**Stated exercise**
For the records below, give the count of lines holding the word "JSON" and nothing more.

**Working data**
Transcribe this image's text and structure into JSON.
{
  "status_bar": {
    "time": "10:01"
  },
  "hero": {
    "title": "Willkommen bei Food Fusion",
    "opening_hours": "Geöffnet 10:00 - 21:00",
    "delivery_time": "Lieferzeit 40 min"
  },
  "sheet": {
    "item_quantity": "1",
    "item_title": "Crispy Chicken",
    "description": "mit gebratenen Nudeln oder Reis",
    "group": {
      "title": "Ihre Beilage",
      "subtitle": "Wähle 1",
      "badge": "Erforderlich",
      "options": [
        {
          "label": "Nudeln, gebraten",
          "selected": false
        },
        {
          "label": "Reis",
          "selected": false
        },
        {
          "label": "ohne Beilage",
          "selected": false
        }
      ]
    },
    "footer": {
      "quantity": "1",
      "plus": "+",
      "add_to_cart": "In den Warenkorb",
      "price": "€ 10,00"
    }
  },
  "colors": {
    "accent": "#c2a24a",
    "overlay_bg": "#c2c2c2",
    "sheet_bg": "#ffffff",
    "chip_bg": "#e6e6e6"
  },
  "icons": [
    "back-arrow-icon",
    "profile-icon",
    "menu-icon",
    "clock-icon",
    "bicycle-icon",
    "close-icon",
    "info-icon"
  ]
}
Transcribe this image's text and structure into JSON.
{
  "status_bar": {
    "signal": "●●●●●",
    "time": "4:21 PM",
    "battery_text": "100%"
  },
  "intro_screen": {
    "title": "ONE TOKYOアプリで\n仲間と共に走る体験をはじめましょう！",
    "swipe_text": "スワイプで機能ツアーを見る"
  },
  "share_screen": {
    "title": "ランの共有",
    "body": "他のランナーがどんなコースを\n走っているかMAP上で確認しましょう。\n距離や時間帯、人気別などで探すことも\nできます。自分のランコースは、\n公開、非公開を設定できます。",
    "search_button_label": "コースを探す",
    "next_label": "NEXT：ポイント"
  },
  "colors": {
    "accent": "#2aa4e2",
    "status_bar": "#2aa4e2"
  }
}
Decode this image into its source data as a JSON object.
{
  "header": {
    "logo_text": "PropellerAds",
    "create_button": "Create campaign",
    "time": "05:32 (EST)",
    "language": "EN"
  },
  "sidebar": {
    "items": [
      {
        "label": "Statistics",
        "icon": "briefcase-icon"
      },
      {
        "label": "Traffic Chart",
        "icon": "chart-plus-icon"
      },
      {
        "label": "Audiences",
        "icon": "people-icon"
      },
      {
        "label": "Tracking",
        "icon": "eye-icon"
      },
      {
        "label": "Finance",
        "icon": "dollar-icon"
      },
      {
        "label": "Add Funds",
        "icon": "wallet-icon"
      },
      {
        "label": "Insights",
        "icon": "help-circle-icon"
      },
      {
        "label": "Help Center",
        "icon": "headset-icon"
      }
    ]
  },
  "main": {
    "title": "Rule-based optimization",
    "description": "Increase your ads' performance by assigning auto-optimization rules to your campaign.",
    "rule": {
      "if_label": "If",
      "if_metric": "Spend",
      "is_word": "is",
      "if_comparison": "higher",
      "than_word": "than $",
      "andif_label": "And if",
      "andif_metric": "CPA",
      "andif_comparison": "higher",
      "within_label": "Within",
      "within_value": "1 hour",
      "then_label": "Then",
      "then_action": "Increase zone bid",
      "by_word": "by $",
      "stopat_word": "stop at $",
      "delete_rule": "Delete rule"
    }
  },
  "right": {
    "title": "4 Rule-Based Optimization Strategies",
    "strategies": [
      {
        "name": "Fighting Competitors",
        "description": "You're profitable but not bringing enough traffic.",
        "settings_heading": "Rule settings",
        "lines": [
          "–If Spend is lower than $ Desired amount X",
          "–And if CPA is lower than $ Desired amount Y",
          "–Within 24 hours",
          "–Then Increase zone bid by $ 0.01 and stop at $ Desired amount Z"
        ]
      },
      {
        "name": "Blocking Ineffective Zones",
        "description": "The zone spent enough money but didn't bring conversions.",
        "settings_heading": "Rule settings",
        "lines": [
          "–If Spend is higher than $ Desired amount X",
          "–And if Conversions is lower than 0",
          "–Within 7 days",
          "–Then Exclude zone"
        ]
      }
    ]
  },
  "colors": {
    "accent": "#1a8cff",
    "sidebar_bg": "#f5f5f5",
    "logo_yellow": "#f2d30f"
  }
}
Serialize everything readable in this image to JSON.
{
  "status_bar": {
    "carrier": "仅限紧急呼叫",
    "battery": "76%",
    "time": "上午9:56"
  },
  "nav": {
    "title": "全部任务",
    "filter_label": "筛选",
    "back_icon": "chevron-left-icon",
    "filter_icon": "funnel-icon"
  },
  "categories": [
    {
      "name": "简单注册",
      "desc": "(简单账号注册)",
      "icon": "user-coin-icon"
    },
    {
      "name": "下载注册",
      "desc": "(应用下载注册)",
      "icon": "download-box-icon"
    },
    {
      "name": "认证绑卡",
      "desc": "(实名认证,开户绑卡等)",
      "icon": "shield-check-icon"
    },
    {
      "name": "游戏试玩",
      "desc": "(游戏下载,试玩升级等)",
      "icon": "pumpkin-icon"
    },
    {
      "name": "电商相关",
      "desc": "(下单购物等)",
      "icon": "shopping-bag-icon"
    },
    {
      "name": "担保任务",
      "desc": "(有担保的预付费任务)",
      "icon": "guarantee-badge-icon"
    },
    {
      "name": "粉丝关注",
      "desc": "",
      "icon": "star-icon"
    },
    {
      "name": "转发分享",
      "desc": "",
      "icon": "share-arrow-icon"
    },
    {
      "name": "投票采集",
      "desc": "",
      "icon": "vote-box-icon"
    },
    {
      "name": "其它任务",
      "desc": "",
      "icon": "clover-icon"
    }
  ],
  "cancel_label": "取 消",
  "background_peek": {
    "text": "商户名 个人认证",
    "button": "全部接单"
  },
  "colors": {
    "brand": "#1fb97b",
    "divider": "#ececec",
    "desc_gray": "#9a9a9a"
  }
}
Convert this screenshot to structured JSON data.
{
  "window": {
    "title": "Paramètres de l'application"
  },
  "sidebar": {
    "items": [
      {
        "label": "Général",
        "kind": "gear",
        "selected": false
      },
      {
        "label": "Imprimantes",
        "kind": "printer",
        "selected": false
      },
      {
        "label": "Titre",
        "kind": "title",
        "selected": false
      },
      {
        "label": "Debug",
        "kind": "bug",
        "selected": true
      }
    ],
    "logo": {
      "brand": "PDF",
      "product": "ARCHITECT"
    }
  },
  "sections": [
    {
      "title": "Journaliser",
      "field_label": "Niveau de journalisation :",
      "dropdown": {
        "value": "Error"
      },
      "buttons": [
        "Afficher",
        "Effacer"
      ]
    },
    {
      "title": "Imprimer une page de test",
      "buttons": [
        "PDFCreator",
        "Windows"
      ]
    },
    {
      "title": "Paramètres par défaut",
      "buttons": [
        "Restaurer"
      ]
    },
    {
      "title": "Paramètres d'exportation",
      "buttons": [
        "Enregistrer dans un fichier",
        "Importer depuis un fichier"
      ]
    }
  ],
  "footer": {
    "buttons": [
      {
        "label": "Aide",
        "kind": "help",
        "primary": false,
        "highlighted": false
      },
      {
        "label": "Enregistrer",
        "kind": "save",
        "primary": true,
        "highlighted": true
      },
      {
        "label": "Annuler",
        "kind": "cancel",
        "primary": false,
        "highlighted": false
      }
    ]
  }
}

**Written solution**
5